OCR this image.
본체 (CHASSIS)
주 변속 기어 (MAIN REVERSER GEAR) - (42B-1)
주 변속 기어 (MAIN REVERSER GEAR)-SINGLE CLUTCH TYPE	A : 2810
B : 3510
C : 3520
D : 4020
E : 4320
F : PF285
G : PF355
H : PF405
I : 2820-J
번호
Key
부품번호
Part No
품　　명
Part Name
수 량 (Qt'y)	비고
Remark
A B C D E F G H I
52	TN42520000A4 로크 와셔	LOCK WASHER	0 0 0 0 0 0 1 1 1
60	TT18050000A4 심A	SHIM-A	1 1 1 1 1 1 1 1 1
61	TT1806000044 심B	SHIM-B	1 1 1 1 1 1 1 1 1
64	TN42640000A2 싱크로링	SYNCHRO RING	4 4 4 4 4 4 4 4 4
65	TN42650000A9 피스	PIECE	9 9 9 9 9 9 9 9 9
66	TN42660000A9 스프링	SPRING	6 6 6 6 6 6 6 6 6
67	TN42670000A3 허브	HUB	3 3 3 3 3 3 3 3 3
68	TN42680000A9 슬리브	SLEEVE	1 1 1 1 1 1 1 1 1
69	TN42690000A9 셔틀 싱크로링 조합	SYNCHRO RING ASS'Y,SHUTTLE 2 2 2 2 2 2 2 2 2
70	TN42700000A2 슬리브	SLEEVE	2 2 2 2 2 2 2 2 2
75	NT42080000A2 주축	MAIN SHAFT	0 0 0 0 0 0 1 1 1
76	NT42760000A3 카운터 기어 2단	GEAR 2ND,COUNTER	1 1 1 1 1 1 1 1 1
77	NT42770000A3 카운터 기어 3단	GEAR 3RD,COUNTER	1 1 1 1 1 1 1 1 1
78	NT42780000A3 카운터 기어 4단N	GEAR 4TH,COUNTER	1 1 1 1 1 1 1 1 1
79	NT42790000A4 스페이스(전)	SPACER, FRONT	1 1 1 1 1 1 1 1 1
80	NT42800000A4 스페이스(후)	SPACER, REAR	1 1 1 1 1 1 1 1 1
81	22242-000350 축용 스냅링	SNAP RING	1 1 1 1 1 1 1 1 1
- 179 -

◆ **WORK REQUIRED**: Identify the lines in the entries that hold "GEAR" and return each one.

◆ **FINISHED ANSWER**:
주 변속 기어 (MAIN REVERSER GEAR) - (42B-1)
주 변속 기어 (MAIN REVERSER GEAR)-SINGLE CLUTCH TYPE	A : 2810
76	NT42760000A3 카운터 기어 2단	GEAR 2ND,COUNTER	1 1 1 1 1 1 1 1 1
77	NT42770000A3 카운터 기어 3단	GEAR 3RD,COUNTER	1 1 1 1 1 1 1 1 1
78	NT42780000A3 카운터 기어 4단N	GEAR 4TH,COUNTER	1 1 1 1 1 1 1 1 1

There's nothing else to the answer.